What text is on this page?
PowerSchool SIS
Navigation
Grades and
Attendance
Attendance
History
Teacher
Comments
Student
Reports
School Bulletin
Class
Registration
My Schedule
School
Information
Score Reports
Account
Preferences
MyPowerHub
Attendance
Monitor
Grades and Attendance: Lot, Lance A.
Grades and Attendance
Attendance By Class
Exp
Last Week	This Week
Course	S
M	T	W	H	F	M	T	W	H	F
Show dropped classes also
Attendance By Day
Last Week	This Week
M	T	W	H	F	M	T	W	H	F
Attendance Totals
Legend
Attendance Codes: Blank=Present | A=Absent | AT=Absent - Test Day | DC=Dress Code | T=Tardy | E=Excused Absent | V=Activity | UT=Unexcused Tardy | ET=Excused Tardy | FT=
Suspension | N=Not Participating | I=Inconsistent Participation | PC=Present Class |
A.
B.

===============

Every record shown above must be echoed exactly.

What text is on this page?
PowerSchool SIS
Navigation
Grades and
Attendance
Attendance
History
Teacher
Comments
Student
Reports
School Bulletin
Class
Registration
My Schedule
School
Information
Score Reports
Account
Preferences
MyPowerHub
Attendance
Monitor
Grades and Attendance: Lot, Lance A.
Grades and Attendance
Attendance By Class
Exp
Last Week	This Week
Course	S
M	T	W	H	F	M	T	W	H	F
Show dropped classes also
Attendance By Day
Last Week	This Week
M	T	W	H	F	M	T	W	H	F
Attendance Totals
Legend
Attendance Codes: Blank=Present | A=Absent | AT=Absent - Test Day | DC=Dress Code | T=Tardy | E=Excused Absent | V=Activity | UT=Unexcused Tardy | ET=Excused Tardy | FT=
Suspension | N=Not Participating | I=Inconsistent Participation | PC=Present Class |
A.
B.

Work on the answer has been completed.